Start of Materials provided

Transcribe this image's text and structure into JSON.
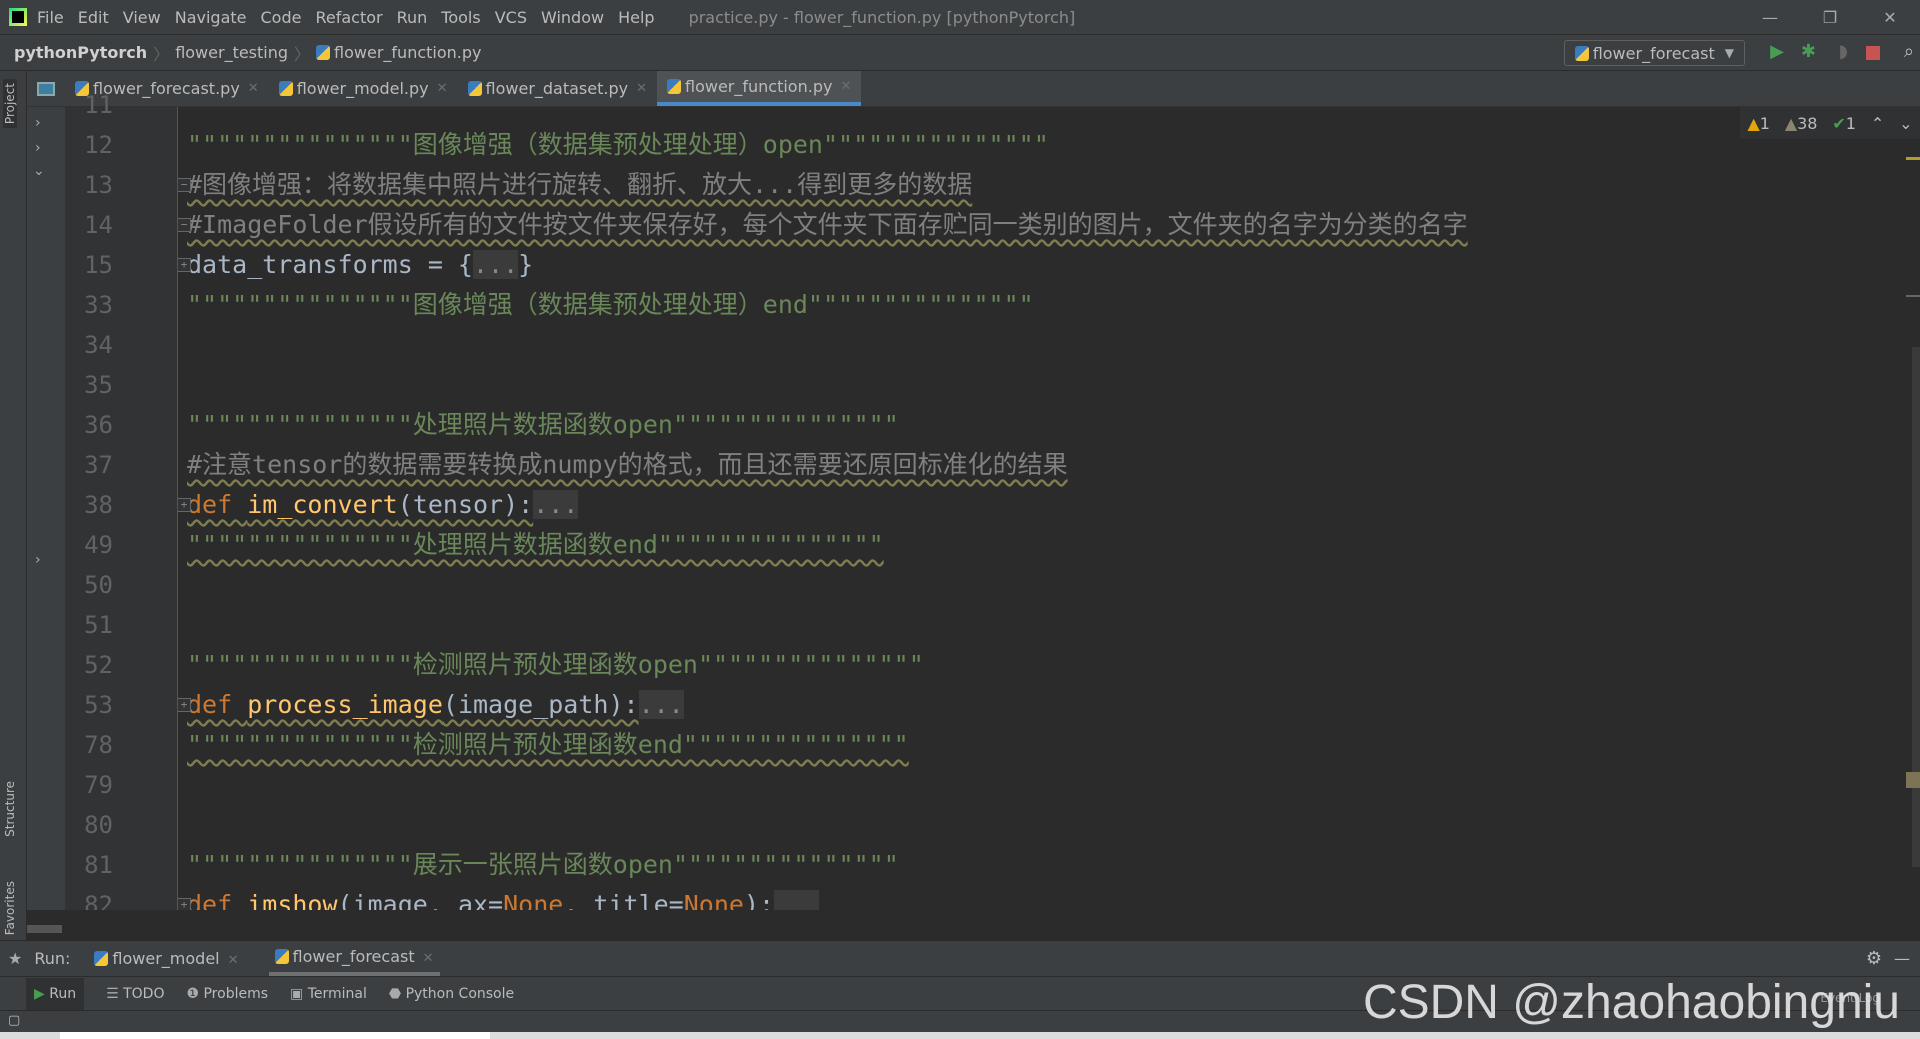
{
  "titlebar": {
    "menu": [
      "File",
      "Edit",
      "View",
      "Navigate",
      "Code",
      "Refactor",
      "Run",
      "Tools",
      "VCS",
      "Window",
      "Help"
    ],
    "title": "practice.py - flower_function.py [pythonPytorch]"
  },
  "navbar": {
    "crumbs": [
      "pythonPytorch",
      "flower_testing",
      "flower_function.py"
    ],
    "run_config": "flower_forecast"
  },
  "tabs": [
    {
      "label": "flower_forecast.py",
      "active": false
    },
    {
      "label": "flower_model.py",
      "active": false
    },
    {
      "label": "flower_dataset.py",
      "active": false
    },
    {
      "label": "flower_function.py",
      "active": true
    }
  ],
  "left_stripe": {
    "project": "Project",
    "structure": "Structure",
    "favorites": "Favorites"
  },
  "inspections": {
    "errors": "1",
    "warnings": "38",
    "typos": "1"
  },
  "colors": {
    "string": "#6a8759",
    "comment": "#808080",
    "keyword": "#cc7832",
    "function": "#ffc66d",
    "accent": "#4a88c7"
  },
  "code": [
    {
      "n": "11",
      "parts": []
    },
    {
      "n": "12",
      "parts": [
        {
          "c": "str",
          "t": "\"\"\"\"\"\"\"\"\"\"\"\"\"\"\"图像增强（数据集预处理处理）open\"\"\"\"\"\"\"\"\"\"\"\"\"\"\""
        }
      ]
    },
    {
      "n": "13",
      "fold": "−",
      "parts": [
        {
          "c": "cmt wavy",
          "t": "#图像增强：将数据集中照片进行旋转、翻折、放大...得到更多的数据"
        }
      ]
    },
    {
      "n": "14",
      "fold": "−",
      "parts": [
        {
          "c": "cmt wavy",
          "t": "#ImageFolder假设所有的文件按文件夹保存好，每个文件夹下面存贮同一类别的图片，文件夹的名字为分类的名字"
        }
      ]
    },
    {
      "n": "15",
      "fold": "+",
      "parts": [
        {
          "c": "id",
          "t": "data_transforms = {"
        },
        {
          "c": "fold",
          "t": "..."
        },
        {
          "c": "id",
          "t": "}"
        }
      ]
    },
    {
      "n": "33",
      "parts": [
        {
          "c": "str",
          "t": "\"\"\"\"\"\"\"\"\"\"\"\"\"\"\"图像增强（数据集预处理处理）end\"\"\"\"\"\"\"\"\"\"\"\"\"\"\""
        }
      ]
    },
    {
      "n": "34",
      "parts": []
    },
    {
      "n": "35",
      "parts": []
    },
    {
      "n": "36",
      "parts": [
        {
          "c": "str",
          "t": "\"\"\"\"\"\"\"\"\"\"\"\"\"\"\"处理照片数据函数open\"\"\"\"\"\"\"\"\"\"\"\"\"\"\""
        }
      ]
    },
    {
      "n": "37",
      "parts": [
        {
          "c": "cmt wavy",
          "t": "#注意tensor的数据需要转换成numpy的格式，而且还需要还原回标准化的结果"
        }
      ]
    },
    {
      "n": "38",
      "fold": "+",
      "parts": [
        {
          "c": "kw wavy",
          "t": "def "
        },
        {
          "c": "fn wavy",
          "t": "im_convert"
        },
        {
          "c": "id wavy",
          "t": "(tensor):"
        },
        {
          "c": "fold",
          "t": "..."
        }
      ]
    },
    {
      "n": "49",
      "parts": [
        {
          "c": "str wavy",
          "t": "\"\"\"\"\"\"\"\"\"\"\"\"\"\"\"处理照片数据函数end\"\"\"\"\"\"\"\"\"\"\"\"\"\"\""
        }
      ]
    },
    {
      "n": "50",
      "parts": []
    },
    {
      "n": "51",
      "parts": []
    },
    {
      "n": "52",
      "parts": [
        {
          "c": "str",
          "t": "\"\"\"\"\"\"\"\"\"\"\"\"\"\"\"检测照片预处理函数open\"\"\"\"\"\"\"\"\"\"\"\"\"\"\""
        }
      ]
    },
    {
      "n": "53",
      "fold": "+",
      "parts": [
        {
          "c": "kw wavy",
          "t": "def "
        },
        {
          "c": "fn wavy",
          "t": "process_image"
        },
        {
          "c": "id wavy",
          "t": "(image_path):"
        },
        {
          "c": "fold",
          "t": "..."
        }
      ]
    },
    {
      "n": "78",
      "parts": [
        {
          "c": "str wavy",
          "t": "\"\"\"\"\"\"\"\"\"\"\"\"\"\"\"检测照片预处理函数end\"\"\"\"\"\"\"\"\"\"\"\"\"\"\""
        }
      ]
    },
    {
      "n": "79",
      "parts": []
    },
    {
      "n": "80",
      "parts": []
    },
    {
      "n": "81",
      "parts": [
        {
          "c": "str",
          "t": "\"\"\"\"\"\"\"\"\"\"\"\"\"\"\"展示一张照片函数open\"\"\"\"\"\"\"\"\"\"\"\"\"\"\""
        }
      ]
    },
    {
      "n": "82",
      "fold": "+",
      "parts": [
        {
          "c": "kw",
          "t": "def "
        },
        {
          "c": "fn",
          "t": "imshow"
        },
        {
          "c": "id",
          "t": "(image, ax="
        },
        {
          "c": "kw",
          "t": "None"
        },
        {
          "c": "id",
          "t": ", title="
        },
        {
          "c": "kw",
          "t": "None"
        },
        {
          "c": "id",
          "t": "):"
        },
        {
          "c": "fold",
          "t": "   "
        }
      ]
    }
  ],
  "run": {
    "label": "Run:",
    "tabs": [
      "flower_model",
      "flower_forecast"
    ]
  },
  "toolwindows": [
    "Run",
    "TODO",
    "Problems",
    "Terminal",
    "Python Console"
  ],
  "status": {
    "event_log": "Event Log"
  },
  "watermark": "CSDN @zhaohaobingniu"
}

End of Materials provided

• _Requirements_
Scan the material above. Return every line containing the string "数据集预处理处理".

• _Solved problem_
          "t": "\"\"\"\"\"\"\"\"\"\"\"\"\"\"\"图像增强（数据集预处理处理）open\"\"\"\"\"\"\"\"\"\"\"\"\"\"\""
          "t": "\"\"\"\"\"\"\"\"\"\"\"\"\"\"\"图像增强（数据集预处理处理）end\"\"\"\"\"\"\"\"\"\"\"\"\"\"\""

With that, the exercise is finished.